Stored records

* * * * *

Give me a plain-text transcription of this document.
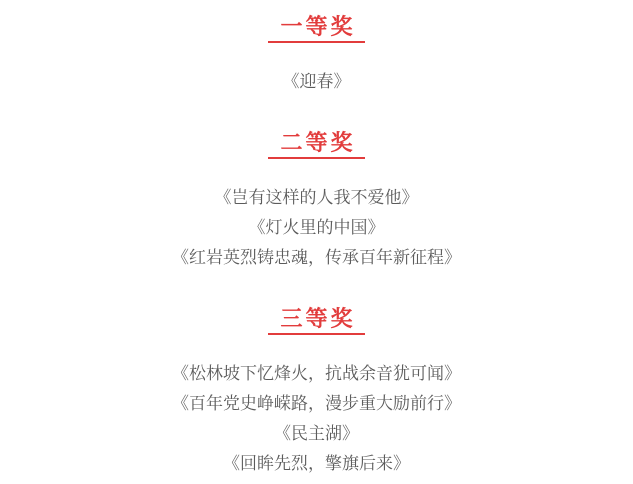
一等奖

《迎春》

二等奖

《岂有这样的人我不爱他》

《灯火里的中国》

《红岩英烈铸忠魂，传承百年新征程》

三等奖

《松林坡下忆烽火，抗战余音犹可闻》

《百年党史峥嵘路，漫步重大励前行》

《民主湖》

《回眸先烈，擎旗后来》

* * * * *

(DIRECTIONS FOR THIS TASK)
Reproduce the whole listing exactly, but not the images in it.

(RESULT OF THIS TASK)
Give me a plain-text transcription of this document.
一等奖

《迎春》

二等奖

《岂有这样的人我不爱他》

《灯火里的中国》

《红岩英烈铸忠魂，传承百年新征程》

三等奖

《松林坡下忆烽火，抗战余音犹可闻》

《百年党史峥嵘路，漫步重大励前行》

《民主湖》

《回眸先烈，擎旗后来》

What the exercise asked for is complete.